== What this task involves ==
Reproduce all lines of the listing below in which the word "send" occurs.

== The input ==

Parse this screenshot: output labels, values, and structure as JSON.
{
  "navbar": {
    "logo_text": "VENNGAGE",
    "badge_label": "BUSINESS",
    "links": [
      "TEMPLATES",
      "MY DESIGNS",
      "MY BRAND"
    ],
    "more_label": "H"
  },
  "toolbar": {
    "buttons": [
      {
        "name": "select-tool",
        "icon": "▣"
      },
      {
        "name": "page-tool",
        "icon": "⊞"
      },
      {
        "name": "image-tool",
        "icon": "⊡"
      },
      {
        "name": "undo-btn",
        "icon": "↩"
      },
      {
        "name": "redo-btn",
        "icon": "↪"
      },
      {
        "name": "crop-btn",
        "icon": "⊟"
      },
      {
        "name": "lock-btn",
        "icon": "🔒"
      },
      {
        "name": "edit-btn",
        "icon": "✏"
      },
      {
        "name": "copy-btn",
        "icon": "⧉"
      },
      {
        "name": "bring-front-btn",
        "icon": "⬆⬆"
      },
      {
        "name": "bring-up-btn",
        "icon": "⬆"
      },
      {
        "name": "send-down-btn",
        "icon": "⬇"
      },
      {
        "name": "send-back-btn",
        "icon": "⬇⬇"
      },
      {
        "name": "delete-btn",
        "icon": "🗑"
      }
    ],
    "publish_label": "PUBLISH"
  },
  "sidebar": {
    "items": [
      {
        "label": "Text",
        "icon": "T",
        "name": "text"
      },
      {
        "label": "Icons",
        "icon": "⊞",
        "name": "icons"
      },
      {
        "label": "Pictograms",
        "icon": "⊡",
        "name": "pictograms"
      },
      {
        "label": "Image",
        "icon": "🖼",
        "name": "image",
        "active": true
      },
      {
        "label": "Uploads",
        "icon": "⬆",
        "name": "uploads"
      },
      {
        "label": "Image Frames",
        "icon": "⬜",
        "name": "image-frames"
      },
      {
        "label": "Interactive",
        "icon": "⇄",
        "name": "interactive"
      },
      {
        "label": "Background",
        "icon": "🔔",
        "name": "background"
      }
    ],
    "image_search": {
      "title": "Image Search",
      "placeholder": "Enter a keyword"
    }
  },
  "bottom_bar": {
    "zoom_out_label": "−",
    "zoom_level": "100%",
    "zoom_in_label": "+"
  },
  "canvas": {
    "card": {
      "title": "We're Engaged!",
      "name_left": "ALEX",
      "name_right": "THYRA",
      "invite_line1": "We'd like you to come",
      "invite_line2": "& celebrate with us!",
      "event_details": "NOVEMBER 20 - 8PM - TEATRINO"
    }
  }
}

== Result below ==
        "name": "send-down-btn",
        "name": "send-back-btn",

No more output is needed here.